Figure content listings:
#####

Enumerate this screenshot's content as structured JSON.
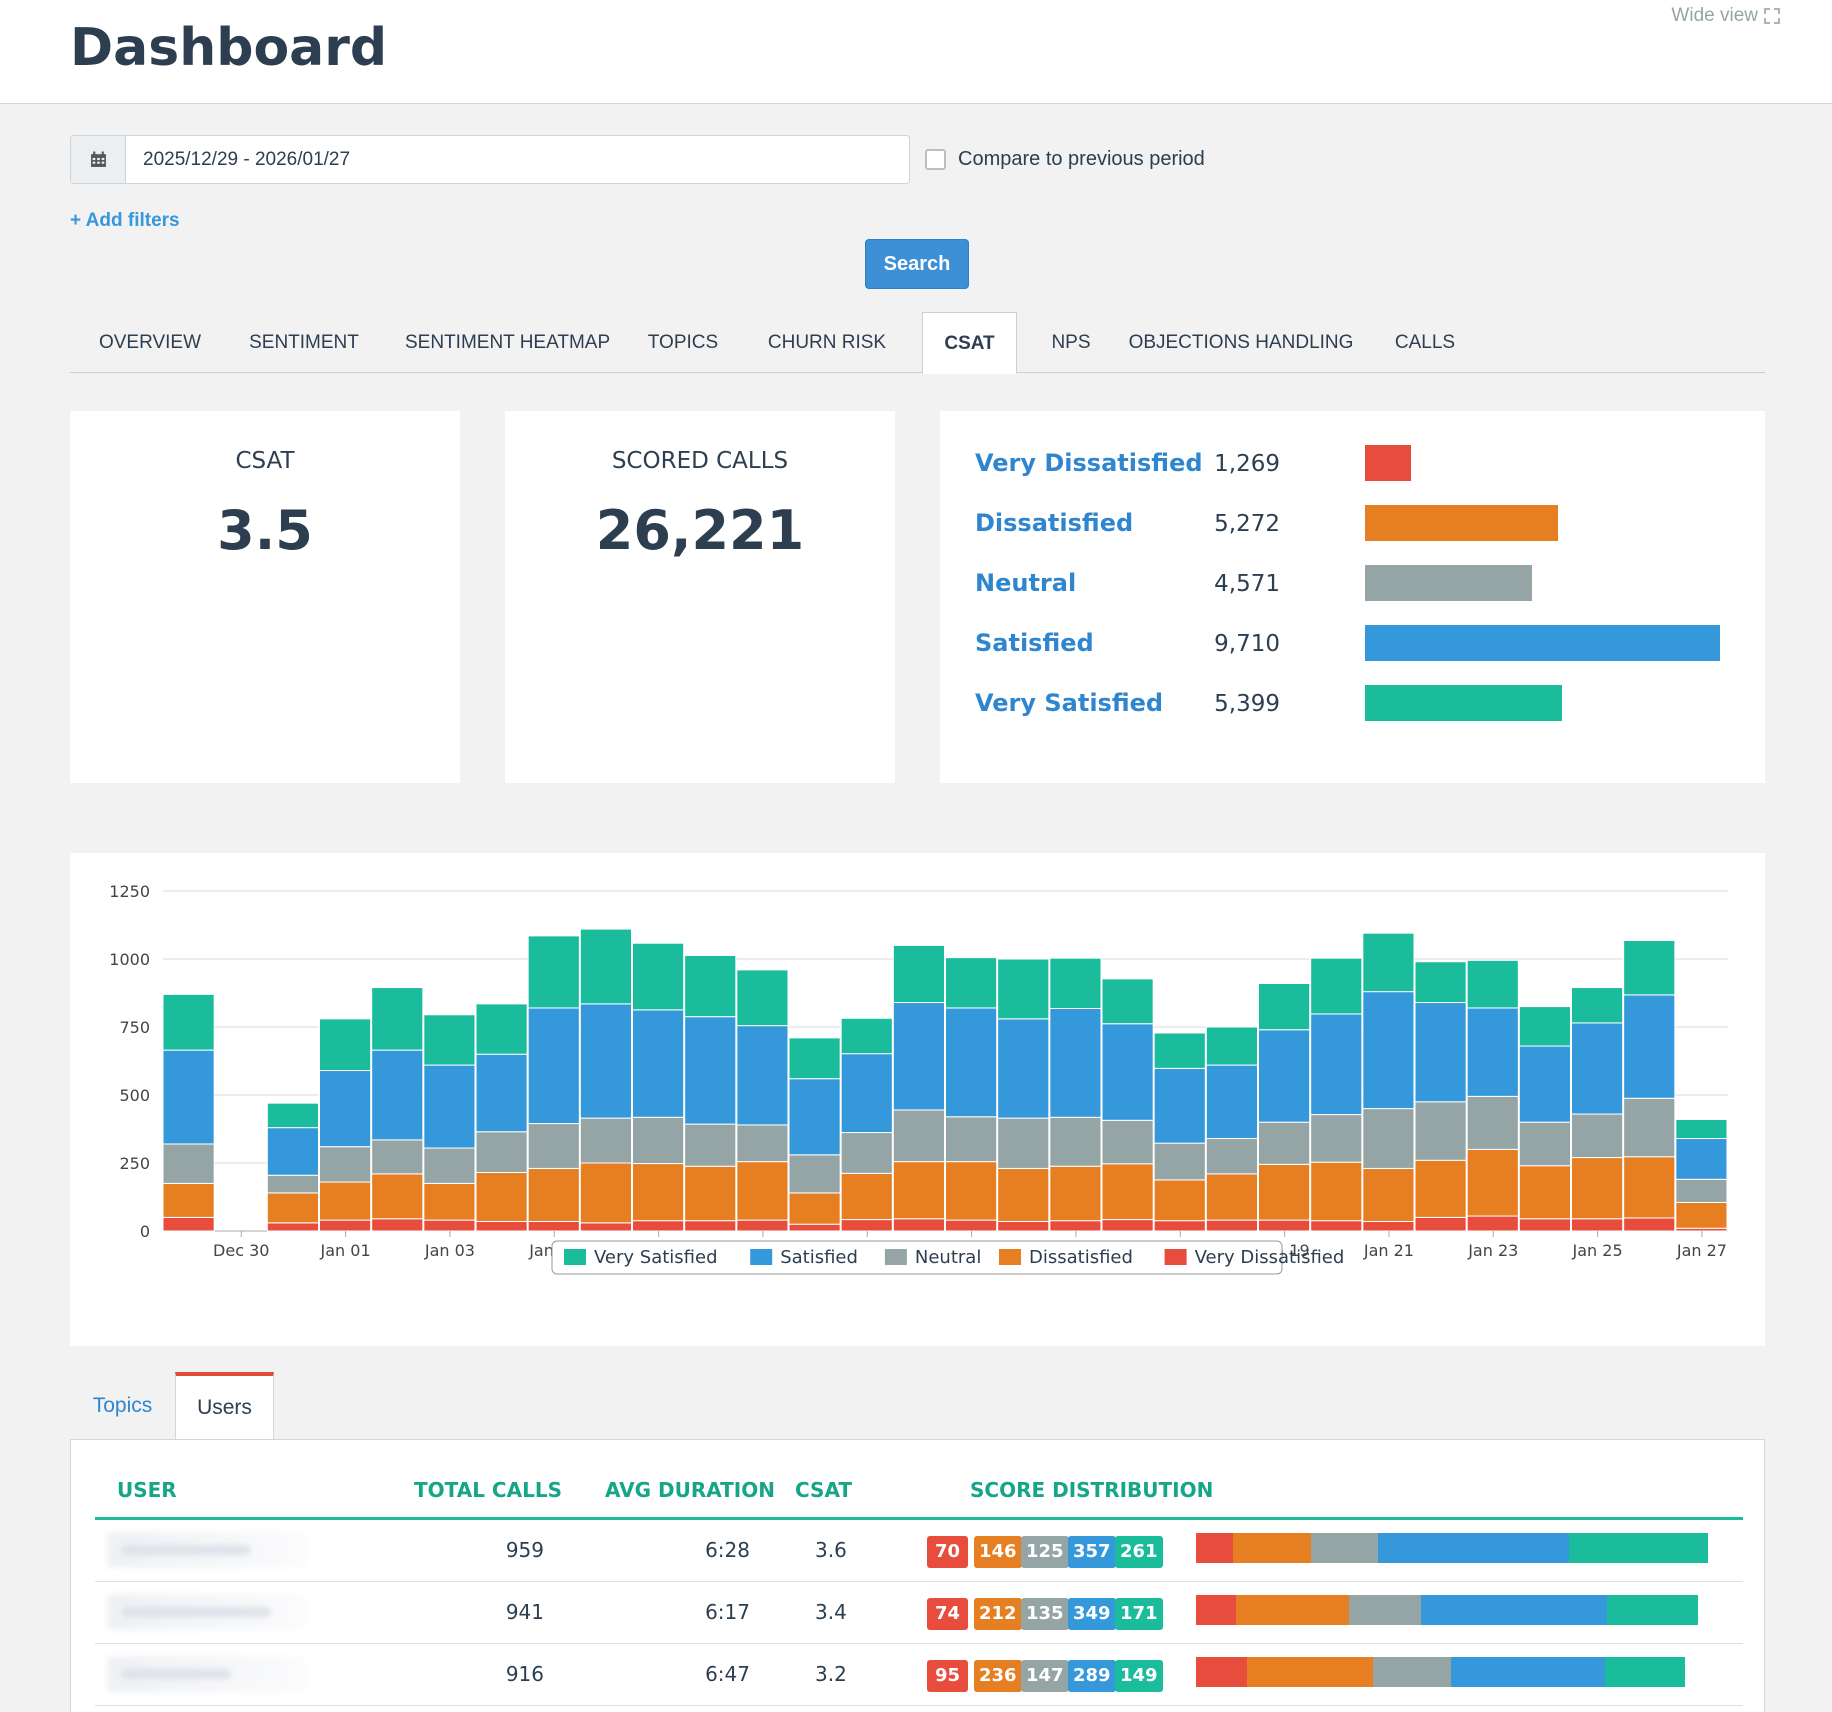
{
  "header": {
    "title": "Dashboard",
    "wide_view": "Wide view"
  },
  "filters": {
    "date_range": "2025/12/29 - 2026/01/27",
    "compare_label": "Compare to previous period",
    "add_filters": "+ Add filters",
    "search_button": "Search"
  },
  "tabs": [
    {
      "label": "OVERVIEW"
    },
    {
      "label": "SENTIMENT"
    },
    {
      "label": "SENTIMENT HEATMAP"
    },
    {
      "label": "TOPICS"
    },
    {
      "label": "CHURN RISK"
    },
    {
      "label": "CSAT",
      "active": true
    },
    {
      "label": "NPS"
    },
    {
      "label": "OBJECTIONS HANDLING"
    },
    {
      "label": "CALLS"
    }
  ],
  "kpis": {
    "csat": {
      "label": "CSAT",
      "value": "3.5"
    },
    "scored_calls": {
      "label": "SCORED CALLS",
      "value": "26,221"
    }
  },
  "distribution": [
    {
      "label": "Very Dissatisfied",
      "count": "1,269",
      "value": 1269,
      "color": "#e74c3c"
    },
    {
      "label": "Dissatisfied",
      "count": "5,272",
      "value": 5272,
      "color": "#e67e22"
    },
    {
      "label": "Neutral",
      "count": "4,571",
      "value": 4571,
      "color": "#95a5a6"
    },
    {
      "label": "Satisfied",
      "count": "9,710",
      "value": 9710,
      "color": "#3498db"
    },
    {
      "label": "Very Satisfied",
      "count": "5,399",
      "value": 5399,
      "color": "#1abc9c"
    }
  ],
  "chart_data": {
    "type": "bar",
    "stacked": true,
    "x": [
      "Dec 29",
      "Dec 30",
      "Dec 31",
      "Jan 01",
      "Jan 02",
      "Jan 03",
      "Jan 04",
      "Jan 05",
      "Jan 06",
      "Jan 07",
      "Jan 08",
      "Jan 09",
      "Jan 10",
      "Jan 11",
      "Jan 12",
      "Jan 13",
      "Jan 14",
      "Jan 15",
      "Jan 16",
      "Jan 17",
      "Jan 18",
      "Jan 19",
      "Jan 20",
      "Jan 21",
      "Jan 22",
      "Jan 23",
      "Jan 24",
      "Jan 25",
      "Jan 26",
      "Jan 27"
    ],
    "x_tick_labels": [
      "Dec 30",
      "Jan 01",
      "Jan 03",
      "Jan 05",
      "Jan 07",
      "Jan 09",
      "Jan 11",
      "Jan 13",
      "Jan 15",
      "Jan 17",
      "Jan 19",
      "Jan 21",
      "Jan 23",
      "Jan 25",
      "Jan 27"
    ],
    "y_ticks": [
      0,
      250,
      500,
      750,
      1000,
      1250
    ],
    "ylim": [
      0,
      1250
    ],
    "grid": true,
    "legend_position": "bottom-center",
    "series": [
      {
        "name": "Very Dissatisfied",
        "color": "#e74c3c",
        "values": [
          50,
          0,
          30,
          40,
          45,
          40,
          35,
          35,
          30,
          38,
          38,
          40,
          25,
          42,
          45,
          40,
          35,
          38,
          42,
          38,
          40,
          40,
          38,
          35,
          50,
          55,
          45,
          45,
          48,
          10
        ]
      },
      {
        "name": "Dissatisfied",
        "color": "#e67e22",
        "values": [
          125,
          0,
          110,
          140,
          165,
          135,
          180,
          195,
          220,
          210,
          200,
          215,
          115,
          170,
          210,
          215,
          195,
          200,
          205,
          150,
          170,
          205,
          215,
          195,
          210,
          245,
          195,
          225,
          225,
          95
        ]
      },
      {
        "name": "Neutral",
        "color": "#95a5a6",
        "values": [
          145,
          0,
          65,
          130,
          125,
          130,
          150,
          165,
          165,
          170,
          155,
          135,
          140,
          150,
          190,
          165,
          185,
          180,
          160,
          135,
          130,
          155,
          175,
          220,
          215,
          195,
          160,
          160,
          215,
          85
        ]
      },
      {
        "name": "Satisfied",
        "color": "#3498db",
        "values": [
          345,
          0,
          175,
          280,
          330,
          305,
          285,
          425,
          420,
          395,
          395,
          365,
          280,
          290,
          395,
          400,
          365,
          400,
          355,
          275,
          270,
          340,
          370,
          430,
          365,
          325,
          280,
          335,
          380,
          150
        ]
      },
      {
        "name": "Very Satisfied",
        "color": "#1abc9c",
        "values": [
          205,
          0,
          90,
          190,
          230,
          185,
          185,
          265,
          275,
          245,
          225,
          205,
          150,
          130,
          210,
          185,
          220,
          185,
          165,
          130,
          140,
          170,
          205,
          215,
          150,
          175,
          145,
          130,
          200,
          70
        ]
      }
    ]
  },
  "bottom_tabs": {
    "topics": "Topics",
    "users": "Users"
  },
  "table": {
    "headers": {
      "user": "USER",
      "total_calls": "TOTAL CALLS",
      "avg_duration": "AVG DURATION",
      "csat": "CSAT",
      "score_distribution": "SCORE DISTRIBUTION"
    },
    "rows": [
      {
        "total_calls": "959",
        "avg_duration": "6:28",
        "csat": "3.6",
        "scores": [
          "70",
          "146",
          "125",
          "357",
          "261"
        ],
        "score_values": [
          70,
          146,
          125,
          357,
          261
        ]
      },
      {
        "total_calls": "941",
        "avg_duration": "6:17",
        "csat": "3.4",
        "scores": [
          "74",
          "212",
          "135",
          "349",
          "171"
        ],
        "score_values": [
          74,
          212,
          135,
          349,
          171
        ]
      },
      {
        "total_calls": "916",
        "avg_duration": "6:47",
        "csat": "3.2",
        "scores": [
          "95",
          "236",
          "147",
          "289",
          "149"
        ],
        "score_values": [
          95,
          236,
          147,
          289,
          149
        ]
      }
    ]
  }
}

#####

### Instruction
Pictures in the records above are left out; print everything else exactly as written.

### Answer to this problem
Enumerate this screenshot's content as structured JSON.
{
  "header": {
    "title": "Dashboard",
    "wide_view": "Wide view"
  },
  "filters": {
    "date_range": "2025/12/29 - 2026/01/27",
    "compare_label": "Compare to previous period",
    "add_filters": "+ Add filters",
    "search_button": "Search"
  },
  "tabs": [
    {
      "label": "OVERVIEW"
    },
    {
      "label": "SENTIMENT"
    },
    {
      "label": "SENTIMENT HEATMAP"
    },
    {
      "label": "TOPICS"
    },
    {
      "label": "CHURN RISK"
    },
    {
      "label": "CSAT",
      "active": true
    },
    {
      "label": "NPS"
    },
    {
      "label": "OBJECTIONS HANDLING"
    },
    {
      "label": "CALLS"
    }
  ],
  "kpis": {
    "csat": {
      "label": "CSAT",
      "value": "3.5"
    },
    "scored_calls": {
      "label": "SCORED CALLS",
      "value": "26,221"
    }
  },
  "distribution": [
    {
      "label": "Very Dissatisfied",
      "count": "1,269",
      "value": 1269,
      "color": "#e74c3c"
    },
    {
      "label": "Dissatisfied",
      "count": "5,272",
      "value": 5272,
      "color": "#e67e22"
    },
    {
      "label": "Neutral",
      "count": "4,571",
      "value": 4571,
      "color": "#95a5a6"
    },
    {
      "label": "Satisfied",
      "count": "9,710",
      "value": 9710,
      "color": "#3498db"
    },
    {
      "label": "Very Satisfied",
      "count": "5,399",
      "value": 5399,
      "color": "#1abc9c"
    }
  ],
  "chart_data": {
    "type": "bar",
    "stacked": true,
    "x": [
      "Dec 29",
      "Dec 30",
      "Dec 31",
      "Jan 01",
      "Jan 02",
      "Jan 03",
      "Jan 04",
      "Jan 05",
      "Jan 06",
      "Jan 07",
      "Jan 08",
      "Jan 09",
      "Jan 10",
      "Jan 11",
      "Jan 12",
      "Jan 13",
      "Jan 14",
      "Jan 15",
      "Jan 16",
      "Jan 17",
      "Jan 18",
      "Jan 19",
      "Jan 20",
      "Jan 21",
      "Jan 22",
      "Jan 23",
      "Jan 24",
      "Jan 25",
      "Jan 26",
      "Jan 27"
    ],
    "x_tick_labels": [
      "Dec 30",
      "Jan 01",
      "Jan 03",
      "Jan 05",
      "Jan 07",
      "Jan 09",
      "Jan 11",
      "Jan 13",
      "Jan 15",
      "Jan 17",
      "Jan 19",
      "Jan 21",
      "Jan 23",
      "Jan 25",
      "Jan 27"
    ],
    "y_ticks": [
      0,
      250,
      500,
      750,
      1000,
      1250
    ],
    "ylim": [
      0,
      1250
    ],
    "grid": true,
    "legend_position": "bottom-center",
    "series": [
      {
        "name": "Very Dissatisfied",
        "color": "#e74c3c",
        "values": [
          50,
          0,
          30,
          40,
          45,
          40,
          35,
          35,
          30,
          38,
          38,
          40,
          25,
          42,
          45,
          40,
          35,
          38,
          42,
          38,
          40,
          40,
          38,
          35,
          50,
          55,
          45,
          45,
          48,
          10
        ]
      },
      {
        "name": "Dissatisfied",
        "color": "#e67e22",
        "values": [
          125,
          0,
          110,
          140,
          165,
          135,
          180,
          195,
          220,
          210,
          200,
          215,
          115,
          170,
          210,
          215,
          195,
          200,
          205,
          150,
          170,
          205,
          215,
          195,
          210,
          245,
          195,
          225,
          225,
          95
        ]
      },
      {
        "name": "Neutral",
        "color": "#95a5a6",
        "values": [
          145,
          0,
          65,
          130,
          125,
          130,
          150,
          165,
          165,
          170,
          155,
          135,
          140,
          150,
          190,
          165,
          185,
          180,
          160,
          135,
          130,
          155,
          175,
          220,
          215,
          195,
          160,
          160,
          215,
          85
        ]
      },
      {
        "name": "Satisfied",
        "color": "#3498db",
        "values": [
          345,
          0,
          175,
          280,
          330,
          305,
          285,
          425,
          420,
          395,
          395,
          365,
          280,
          290,
          395,
          400,
          365,
          400,
          355,
          275,
          270,
          340,
          370,
          430,
          365,
          325,
          280,
          335,
          380,
          150
        ]
      },
      {
        "name": "Very Satisfied",
        "color": "#1abc9c",
        "values": [
          205,
          0,
          90,
          190,
          230,
          185,
          185,
          265,
          275,
          245,
          225,
          205,
          150,
          130,
          210,
          185,
          220,
          185,
          165,
          130,
          140,
          170,
          205,
          215,
          150,
          175,
          145,
          130,
          200,
          70
        ]
      }
    ]
  },
  "bottom_tabs": {
    "topics": "Topics",
    "users": "Users"
  },
  "table": {
    "headers": {
      "user": "USER",
      "total_calls": "TOTAL CALLS",
      "avg_duration": "AVG DURATION",
      "csat": "CSAT",
      "score_distribution": "SCORE DISTRIBUTION"
    },
    "rows": [
      {
        "total_calls": "959",
        "avg_duration": "6:28",
        "csat": "3.6",
        "scores": [
          "70",
          "146",
          "125",
          "357",
          "261"
        ],
        "score_values": [
          70,
          146,
          125,
          357,
          261
        ]
      },
      {
        "total_calls": "941",
        "avg_duration": "6:17",
        "csat": "3.4",
        "scores": [
          "74",
          "212",
          "135",
          "349",
          "171"
        ],
        "score_values": [
          74,
          212,
          135,
          349,
          171
        ]
      },
      {
        "total_calls": "916",
        "avg_duration": "6:47",
        "csat": "3.2",
        "scores": [
          "95",
          "236",
          "147",
          "289",
          "149"
        ],
        "score_values": [
          95,
          236,
          147,
          289,
          149
        ]
      }
    ]
  }
}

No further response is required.